Coordinate annotation records:
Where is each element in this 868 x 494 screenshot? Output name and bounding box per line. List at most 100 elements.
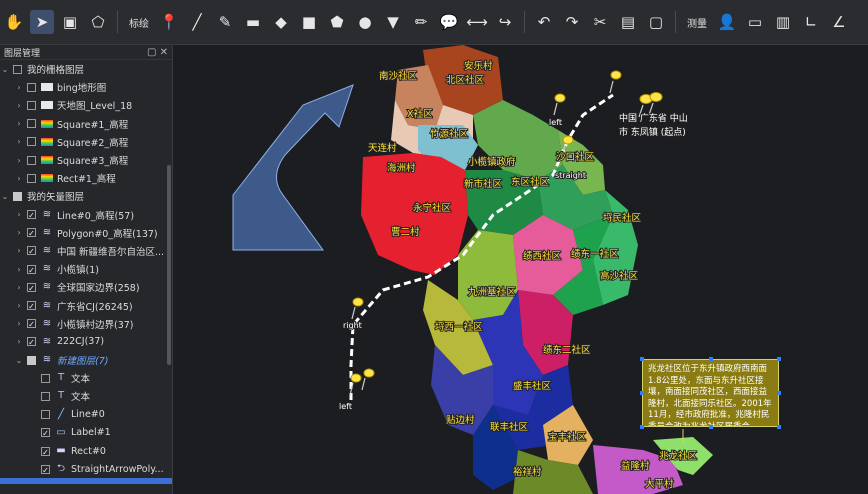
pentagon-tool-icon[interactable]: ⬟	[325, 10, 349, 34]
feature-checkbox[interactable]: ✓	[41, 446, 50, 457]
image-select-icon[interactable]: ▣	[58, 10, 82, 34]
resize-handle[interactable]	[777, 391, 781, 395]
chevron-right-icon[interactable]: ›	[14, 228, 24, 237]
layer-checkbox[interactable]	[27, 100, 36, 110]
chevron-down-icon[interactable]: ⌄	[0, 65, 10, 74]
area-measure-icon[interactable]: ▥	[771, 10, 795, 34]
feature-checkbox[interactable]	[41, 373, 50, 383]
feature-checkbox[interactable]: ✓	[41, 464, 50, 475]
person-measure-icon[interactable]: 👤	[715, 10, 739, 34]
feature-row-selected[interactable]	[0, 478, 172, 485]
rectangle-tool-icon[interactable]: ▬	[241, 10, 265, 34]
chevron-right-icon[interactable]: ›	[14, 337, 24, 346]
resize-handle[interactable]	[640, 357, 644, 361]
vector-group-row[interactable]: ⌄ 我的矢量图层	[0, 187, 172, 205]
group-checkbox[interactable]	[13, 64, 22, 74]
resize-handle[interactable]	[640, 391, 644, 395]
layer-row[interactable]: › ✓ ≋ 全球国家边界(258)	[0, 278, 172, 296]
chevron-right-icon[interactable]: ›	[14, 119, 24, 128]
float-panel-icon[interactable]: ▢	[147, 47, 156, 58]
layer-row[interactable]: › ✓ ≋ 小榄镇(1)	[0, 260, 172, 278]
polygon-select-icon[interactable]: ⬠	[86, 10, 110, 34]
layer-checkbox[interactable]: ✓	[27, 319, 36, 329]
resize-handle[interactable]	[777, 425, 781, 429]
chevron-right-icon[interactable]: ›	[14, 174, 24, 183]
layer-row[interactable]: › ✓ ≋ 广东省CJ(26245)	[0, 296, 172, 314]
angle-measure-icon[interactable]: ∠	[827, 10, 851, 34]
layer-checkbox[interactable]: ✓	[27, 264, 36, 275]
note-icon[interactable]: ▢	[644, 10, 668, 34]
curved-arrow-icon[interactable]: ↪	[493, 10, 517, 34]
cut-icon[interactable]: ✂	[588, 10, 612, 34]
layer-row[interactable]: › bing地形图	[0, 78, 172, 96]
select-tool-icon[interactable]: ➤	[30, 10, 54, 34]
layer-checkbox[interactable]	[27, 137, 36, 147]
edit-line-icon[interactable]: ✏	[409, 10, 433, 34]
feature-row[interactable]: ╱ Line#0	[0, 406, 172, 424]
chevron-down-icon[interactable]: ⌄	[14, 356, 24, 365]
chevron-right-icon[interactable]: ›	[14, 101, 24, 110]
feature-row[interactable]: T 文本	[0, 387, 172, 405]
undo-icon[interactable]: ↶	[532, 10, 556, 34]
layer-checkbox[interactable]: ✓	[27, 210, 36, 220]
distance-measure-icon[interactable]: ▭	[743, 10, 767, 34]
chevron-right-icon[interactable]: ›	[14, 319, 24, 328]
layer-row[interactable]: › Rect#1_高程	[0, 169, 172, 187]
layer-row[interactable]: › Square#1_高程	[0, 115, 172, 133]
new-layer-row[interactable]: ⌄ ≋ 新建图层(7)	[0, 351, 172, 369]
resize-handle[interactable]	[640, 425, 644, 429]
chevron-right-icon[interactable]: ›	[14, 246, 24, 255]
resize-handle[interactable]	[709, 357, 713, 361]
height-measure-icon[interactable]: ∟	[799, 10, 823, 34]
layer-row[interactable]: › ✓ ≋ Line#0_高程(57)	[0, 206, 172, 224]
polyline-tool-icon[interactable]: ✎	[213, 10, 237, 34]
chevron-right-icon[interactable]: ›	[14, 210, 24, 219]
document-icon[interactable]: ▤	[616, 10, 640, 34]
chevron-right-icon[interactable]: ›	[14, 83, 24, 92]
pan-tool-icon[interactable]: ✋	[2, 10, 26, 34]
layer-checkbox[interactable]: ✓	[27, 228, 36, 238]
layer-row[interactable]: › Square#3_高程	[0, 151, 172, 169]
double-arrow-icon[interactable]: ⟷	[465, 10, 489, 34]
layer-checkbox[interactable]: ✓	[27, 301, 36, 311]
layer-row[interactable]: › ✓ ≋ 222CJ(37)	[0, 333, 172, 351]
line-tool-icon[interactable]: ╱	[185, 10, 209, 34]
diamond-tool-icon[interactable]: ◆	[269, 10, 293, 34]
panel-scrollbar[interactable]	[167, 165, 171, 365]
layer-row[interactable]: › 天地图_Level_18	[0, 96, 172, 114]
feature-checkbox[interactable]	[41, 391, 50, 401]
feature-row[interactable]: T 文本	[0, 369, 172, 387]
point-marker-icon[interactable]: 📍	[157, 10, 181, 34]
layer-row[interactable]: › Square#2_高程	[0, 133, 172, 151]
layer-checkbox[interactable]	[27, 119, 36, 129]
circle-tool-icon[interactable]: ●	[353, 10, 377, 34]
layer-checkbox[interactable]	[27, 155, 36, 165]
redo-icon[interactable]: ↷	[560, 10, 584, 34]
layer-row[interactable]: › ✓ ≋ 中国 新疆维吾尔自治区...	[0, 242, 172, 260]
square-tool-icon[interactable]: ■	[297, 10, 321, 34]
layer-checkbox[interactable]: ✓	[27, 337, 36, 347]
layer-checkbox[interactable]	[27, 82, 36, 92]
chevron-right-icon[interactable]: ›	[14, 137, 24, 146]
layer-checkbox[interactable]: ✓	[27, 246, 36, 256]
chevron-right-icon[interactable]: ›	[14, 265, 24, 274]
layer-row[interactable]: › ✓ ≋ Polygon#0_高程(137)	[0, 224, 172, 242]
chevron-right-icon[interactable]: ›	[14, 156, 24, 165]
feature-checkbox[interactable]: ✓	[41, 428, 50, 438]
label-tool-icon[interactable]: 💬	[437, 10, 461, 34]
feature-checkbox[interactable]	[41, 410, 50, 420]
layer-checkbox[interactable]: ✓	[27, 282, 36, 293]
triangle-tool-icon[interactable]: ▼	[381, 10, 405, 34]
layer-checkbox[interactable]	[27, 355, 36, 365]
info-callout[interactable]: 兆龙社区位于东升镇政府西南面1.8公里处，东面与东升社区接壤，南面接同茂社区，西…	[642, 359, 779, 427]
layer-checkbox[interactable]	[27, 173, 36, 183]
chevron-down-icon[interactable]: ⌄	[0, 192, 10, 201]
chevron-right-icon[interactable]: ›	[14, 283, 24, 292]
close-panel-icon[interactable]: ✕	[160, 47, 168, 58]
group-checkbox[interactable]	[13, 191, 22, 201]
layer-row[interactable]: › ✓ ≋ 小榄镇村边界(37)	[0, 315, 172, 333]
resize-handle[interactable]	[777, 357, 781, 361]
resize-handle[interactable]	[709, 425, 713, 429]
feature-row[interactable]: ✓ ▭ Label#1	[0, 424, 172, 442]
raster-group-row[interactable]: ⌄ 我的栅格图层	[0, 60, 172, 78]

--- What the task requires ---
Give the stretch of the rows above from the line that contains "10, 349, 34]" through the line that contains "65, 10, 74]" as a Markdown table with the columns Number and Line, leaving out any blank lines.

--- Exercise result ---
| Number | Line |
|---|---|
| 1 | pentagon-tool-icon[interactable]: ⬟	[325, 10, 349, 34] |
| 2 | feature-checkbox[interactable]: ✓	[41, 446, 50, 457] |
| 3 | image-select-icon[interactable]: ▣	[58, 10, 82, 34] |
| 4 | resize-handle[interactable]	[777, 391, 781, 395] |
| 5 | chevron-right-icon[interactable]: ›	[14, 228, 24, 237] |
| 6 | layer-checkbox[interactable]	[27, 100, 36, 110] |
| 7 | chevron-down-icon[interactable]: ⌄	[0, 65, 10, 74] |